• _Some records_:
● ● ● ● ● ● ●
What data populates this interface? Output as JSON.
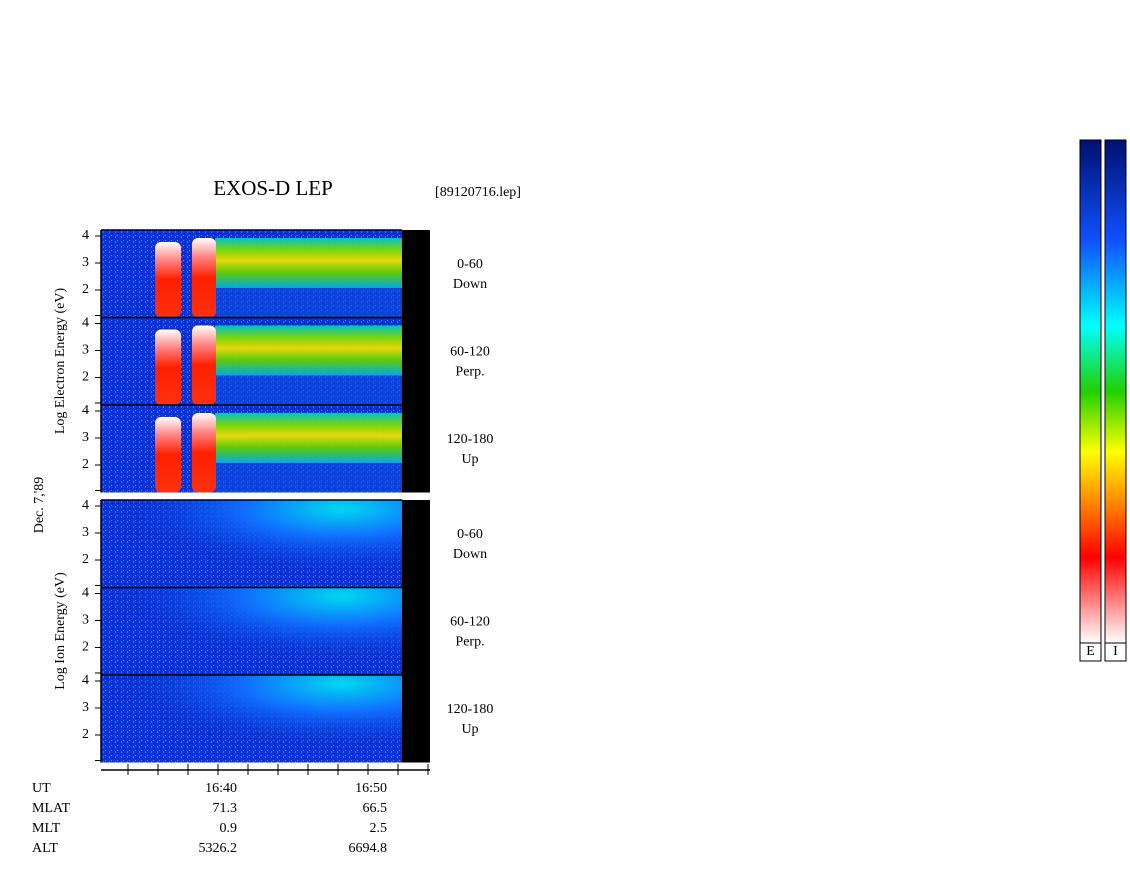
{
  "title": "EXOS-D LEP",
  "file": "[89120716.lep]",
  "date": "Dec. 7,'89",
  "groups": [
    {
      "ylabel": "Log Electron Energy (eV)",
      "panels": [
        {
          "range": "0-60",
          "direction": "Down",
          "yticks": [
            4,
            3,
            2
          ]
        },
        {
          "range": "60-120",
          "direction": "Perp.",
          "yticks": [
            4,
            3,
            2
          ]
        },
        {
          "range": "120-180",
          "direction": "Up",
          "yticks": [
            4,
            3,
            2
          ]
        }
      ]
    },
    {
      "ylabel": "Log Ion Energy (eV)",
      "panels": [
        {
          "range": "0-60",
          "direction": "Down",
          "yticks": [
            4,
            3,
            2
          ]
        },
        {
          "range": "60-120",
          "direction": "Perp.",
          "yticks": [
            4,
            3,
            2
          ]
        },
        {
          "range": "120-180",
          "direction": "Up",
          "yticks": [
            4,
            3,
            2
          ]
        }
      ]
    }
  ],
  "table": {
    "rows": [
      {
        "label": "UT",
        "values": [
          "16:40",
          "16:50"
        ]
      },
      {
        "label": "MLAT",
        "values": [
          71.3,
          66.5
        ]
      },
      {
        "label": "MLT",
        "values": [
          0.9,
          2.5
        ]
      },
      {
        "label": "ALT",
        "values": [
          5326.2,
          6694.8
        ]
      }
    ]
  },
  "colorbars": [
    "E",
    "I"
  ]
}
● ● ● ● ● ● ●
• _WHAT TO DO_: Every record above should be written out again exactly; the pictures stay out of the copy.

• _EXERCISE SOLUTION_:
What data populates this interface? Output as JSON.
{
  "title": "EXOS-D LEP",
  "file": "[89120716.lep]",
  "date": "Dec. 7,'89",
  "groups": [
    {
      "ylabel": "Log Electron Energy (eV)",
      "panels": [
        {
          "range": "0-60",
          "direction": "Down",
          "yticks": [
            4,
            3,
            2
          ]
        },
        {
          "range": "60-120",
          "direction": "Perp.",
          "yticks": [
            4,
            3,
            2
          ]
        },
        {
          "range": "120-180",
          "direction": "Up",
          "yticks": [
            4,
            3,
            2
          ]
        }
      ]
    },
    {
      "ylabel": "Log Ion Energy (eV)",
      "panels": [
        {
          "range": "0-60",
          "direction": "Down",
          "yticks": [
            4,
            3,
            2
          ]
        },
        {
          "range": "60-120",
          "direction": "Perp.",
          "yticks": [
            4,
            3,
            2
          ]
        },
        {
          "range": "120-180",
          "direction": "Up",
          "yticks": [
            4,
            3,
            2
          ]
        }
      ]
    }
  ],
  "table": {
    "rows": [
      {
        "label": "UT",
        "values": [
          "16:40",
          "16:50"
        ]
      },
      {
        "label": "MLAT",
        "values": [
          71.3,
          66.5
        ]
      },
      {
        "label": "MLT",
        "values": [
          0.9,
          2.5
        ]
      },
      {
        "label": "ALT",
        "values": [
          5326.2,
          6694.8
        ]
      }
    ]
  },
  "colorbars": [
    "E",
    "I"
  ]
}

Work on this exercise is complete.